**Records excerpted from a collection:**

START

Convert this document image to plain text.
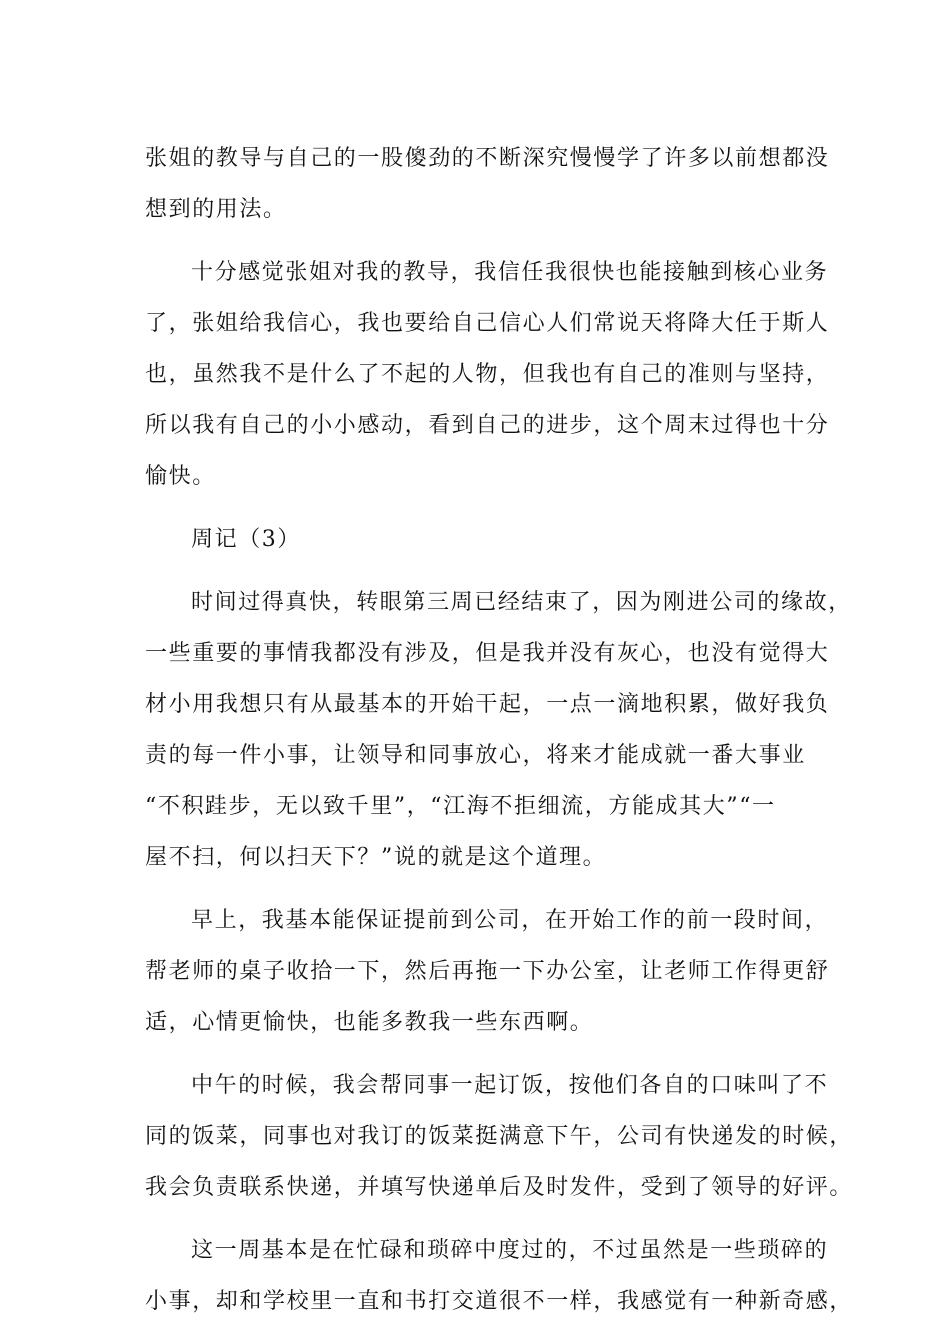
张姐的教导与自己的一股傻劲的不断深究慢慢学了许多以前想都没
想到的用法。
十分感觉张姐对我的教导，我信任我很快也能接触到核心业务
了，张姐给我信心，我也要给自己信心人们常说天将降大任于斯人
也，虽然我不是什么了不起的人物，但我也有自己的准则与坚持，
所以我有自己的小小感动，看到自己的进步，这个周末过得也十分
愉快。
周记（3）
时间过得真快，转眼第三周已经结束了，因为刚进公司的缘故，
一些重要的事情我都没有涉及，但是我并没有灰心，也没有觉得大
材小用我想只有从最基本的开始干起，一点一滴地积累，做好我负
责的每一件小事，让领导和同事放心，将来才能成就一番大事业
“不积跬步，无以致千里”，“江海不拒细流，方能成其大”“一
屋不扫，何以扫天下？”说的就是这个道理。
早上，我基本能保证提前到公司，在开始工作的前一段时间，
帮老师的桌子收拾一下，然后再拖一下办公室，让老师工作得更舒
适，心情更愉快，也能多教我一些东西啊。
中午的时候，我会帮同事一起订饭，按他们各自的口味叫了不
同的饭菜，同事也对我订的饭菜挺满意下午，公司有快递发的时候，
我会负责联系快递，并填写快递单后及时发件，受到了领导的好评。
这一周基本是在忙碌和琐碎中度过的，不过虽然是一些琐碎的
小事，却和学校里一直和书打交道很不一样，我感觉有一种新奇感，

END

**Your task:** Transcribe all of the records above character for character. Exclude the pictures.

**Task output:**
Convert this document image to plain text.
张姐的教导与自己的一股傻劲的不断深究慢慢学了许多以前想都没
想到的用法。
十分感觉张姐对我的教导，我信任我很快也能接触到核心业务
了，张姐给我信心，我也要给自己信心人们常说天将降大任于斯人
也，虽然我不是什么了不起的人物，但我也有自己的准则与坚持，
所以我有自己的小小感动，看到自己的进步，这个周末过得也十分
愉快。
周记（3）
时间过得真快，转眼第三周已经结束了，因为刚进公司的缘故，
一些重要的事情我都没有涉及，但是我并没有灰心，也没有觉得大
材小用我想只有从最基本的开始干起，一点一滴地积累，做好我负
责的每一件小事，让领导和同事放心，将来才能成就一番大事业
“不积跬步，无以致千里”，“江海不拒细流，方能成其大”“一
屋不扫，何以扫天下？”说的就是这个道理。
早上，我基本能保证提前到公司，在开始工作的前一段时间，
帮老师的桌子收拾一下，然后再拖一下办公室，让老师工作得更舒
适，心情更愉快，也能多教我一些东西啊。
中午的时候，我会帮同事一起订饭，按他们各自的口味叫了不
同的饭菜，同事也对我订的饭菜挺满意下午，公司有快递发的时候，
我会负责联系快递，并填写快递单后及时发件，受到了领导的好评。
这一周基本是在忙碌和琐碎中度过的，不过虽然是一些琐碎的
小事，却和学校里一直和书打交道很不一样，我感觉有一种新奇感，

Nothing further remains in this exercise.